───── Data excerpts

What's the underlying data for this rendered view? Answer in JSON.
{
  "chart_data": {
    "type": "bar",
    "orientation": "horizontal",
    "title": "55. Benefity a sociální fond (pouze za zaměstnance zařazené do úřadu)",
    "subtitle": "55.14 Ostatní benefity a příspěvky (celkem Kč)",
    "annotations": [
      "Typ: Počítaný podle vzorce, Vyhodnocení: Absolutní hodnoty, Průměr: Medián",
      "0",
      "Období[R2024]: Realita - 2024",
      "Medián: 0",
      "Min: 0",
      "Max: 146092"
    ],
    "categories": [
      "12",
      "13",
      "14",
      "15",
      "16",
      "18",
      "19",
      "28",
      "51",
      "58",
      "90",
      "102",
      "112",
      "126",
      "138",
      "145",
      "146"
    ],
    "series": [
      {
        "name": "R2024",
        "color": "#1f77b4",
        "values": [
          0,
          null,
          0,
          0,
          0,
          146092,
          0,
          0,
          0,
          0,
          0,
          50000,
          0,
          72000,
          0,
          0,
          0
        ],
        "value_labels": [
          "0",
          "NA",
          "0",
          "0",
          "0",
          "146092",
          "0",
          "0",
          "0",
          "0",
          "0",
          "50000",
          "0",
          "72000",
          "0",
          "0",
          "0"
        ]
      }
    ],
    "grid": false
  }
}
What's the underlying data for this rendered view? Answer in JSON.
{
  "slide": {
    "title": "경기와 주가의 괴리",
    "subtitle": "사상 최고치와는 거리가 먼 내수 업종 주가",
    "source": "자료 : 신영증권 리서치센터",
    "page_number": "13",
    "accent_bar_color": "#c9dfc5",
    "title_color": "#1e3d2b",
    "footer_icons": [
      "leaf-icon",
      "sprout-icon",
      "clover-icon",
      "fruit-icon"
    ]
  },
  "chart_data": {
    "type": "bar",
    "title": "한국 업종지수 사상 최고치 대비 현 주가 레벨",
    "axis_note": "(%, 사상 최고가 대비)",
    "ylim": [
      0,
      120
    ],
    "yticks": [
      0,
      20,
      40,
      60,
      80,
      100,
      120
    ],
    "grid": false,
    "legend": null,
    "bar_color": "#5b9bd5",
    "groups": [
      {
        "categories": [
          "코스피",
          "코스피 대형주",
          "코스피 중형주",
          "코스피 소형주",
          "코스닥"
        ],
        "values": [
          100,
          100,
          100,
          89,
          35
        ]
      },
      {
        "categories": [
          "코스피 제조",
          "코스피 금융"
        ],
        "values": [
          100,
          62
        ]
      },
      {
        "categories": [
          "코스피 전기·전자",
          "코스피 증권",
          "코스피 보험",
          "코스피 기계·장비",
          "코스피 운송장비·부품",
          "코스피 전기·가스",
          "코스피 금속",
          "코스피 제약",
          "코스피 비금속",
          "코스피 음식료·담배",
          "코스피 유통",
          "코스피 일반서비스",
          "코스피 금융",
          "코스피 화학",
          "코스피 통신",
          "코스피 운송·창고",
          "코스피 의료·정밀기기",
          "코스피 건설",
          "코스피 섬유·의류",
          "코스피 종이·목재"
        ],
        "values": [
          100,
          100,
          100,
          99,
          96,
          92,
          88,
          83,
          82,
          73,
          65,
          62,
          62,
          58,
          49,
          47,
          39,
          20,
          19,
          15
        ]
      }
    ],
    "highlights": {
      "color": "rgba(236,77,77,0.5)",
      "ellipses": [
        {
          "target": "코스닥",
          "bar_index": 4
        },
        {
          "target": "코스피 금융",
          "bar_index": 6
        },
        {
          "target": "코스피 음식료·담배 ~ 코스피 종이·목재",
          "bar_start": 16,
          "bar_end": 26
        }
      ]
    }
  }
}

──────────

Provide an exact reproduction of all the entries shown above.

What's the underlying data for this rendered view? Answer in JSON.
{
  "chart_data": {
    "type": "bar",
    "orientation": "horizontal",
    "title": "55. Benefity a sociální fond (pouze za zaměstnance zařazené do úřadu)",
    "subtitle": "55.14 Ostatní benefity a příspěvky (celkem Kč)",
    "annotations": [
      "Typ: Počítaný podle vzorce, Vyhodnocení: Absolutní hodnoty, Průměr: Medián",
      "0",
      "Období[R2024]: Realita - 2024",
      "Medián: 0",
      "Min: 0",
      "Max: 146092"
    ],
    "categories": [
      "12",
      "13",
      "14",
      "15",
      "16",
      "18",
      "19",
      "28",
      "51",
      "58",
      "90",
      "102",
      "112",
      "126",
      "138",
      "145",
      "146"
    ],
    "series": [
      {
        "name": "R2024",
        "color": "#1f77b4",
        "values": [
          0,
          null,
          0,
          0,
          0,
          146092,
          0,
          0,
          0,
          0,
          0,
          50000,
          0,
          72000,
          0,
          0,
          0
        ],
        "value_labels": [
          "0",
          "NA",
          "0",
          "0",
          "0",
          "146092",
          "0",
          "0",
          "0",
          "0",
          "0",
          "50000",
          "0",
          "72000",
          "0",
          "0",
          "0"
        ]
      }
    ],
    "grid": false
  }
}
What's the underlying data for this rendered view? Answer in JSON.
{
  "slide": {
    "title": "경기와 주가의 괴리",
    "subtitle": "사상 최고치와는 거리가 먼 내수 업종 주가",
    "source": "자료 : 신영증권 리서치센터",
    "page_number": "13",
    "accent_bar_color": "#c9dfc5",
    "title_color": "#1e3d2b",
    "footer_icons": [
      "leaf-icon",
      "sprout-icon",
      "clover-icon",
      "fruit-icon"
    ]
  },
  "chart_data": {
    "type": "bar",
    "title": "한국 업종지수 사상 최고치 대비 현 주가 레벨",
    "axis_note": "(%, 사상 최고가 대비)",
    "ylim": [
      0,
      120
    ],
    "yticks": [
      0,
      20,
      40,
      60,
      80,
      100,
      120
    ],
    "grid": false,
    "legend": null,
    "bar_color": "#5b9bd5",
    "groups": [
      {
        "categories": [
          "코스피",
          "코스피 대형주",
          "코스피 중형주",
          "코스피 소형주",
          "코스닥"
        ],
        "values": [
          100,
          100,
          100,
          89,
          35
        ]
      },
      {
        "categories": [
          "코스피 제조",
          "코스피 금융"
        ],
        "values": [
          100,
          62
        ]
      },
      {
        "categories": [
          "코스피 전기·전자",
          "코스피 증권",
          "코스피 보험",
          "코스피 기계·장비",
          "코스피 운송장비·부품",
          "코스피 전기·가스",
          "코스피 금속",
          "코스피 제약",
          "코스피 비금속",
          "코스피 음식료·담배",
          "코스피 유통",
          "코스피 일반서비스",
          "코스피 금융",
          "코스피 화학",
          "코스피 통신",
          "코스피 운송·창고",
          "코스피 의료·정밀기기",
          "코스피 건설",
          "코스피 섬유·의류",
          "코스피 종이·목재"
        ],
        "values": [
          100,
          100,
          100,
          99,
          96,
          92,
          88,
          83,
          82,
          73,
          65,
          62,
          62,
          58,
          49,
          47,
          39,
          20,
          19,
          15
        ]
      }
    ],
    "highlights": {
      "color": "rgba(236,77,77,0.5)",
      "ellipses": [
        {
          "target": "코스닥",
          "bar_index": 4
        },
        {
          "target": "코스피 금융",
          "bar_index": 6
        },
        {
          "target": "코스피 음식료·담배 ~ 코스피 종이·목재",
          "bar_start": 16,
          "bar_end": 26
        }
      ]
    }
  }
}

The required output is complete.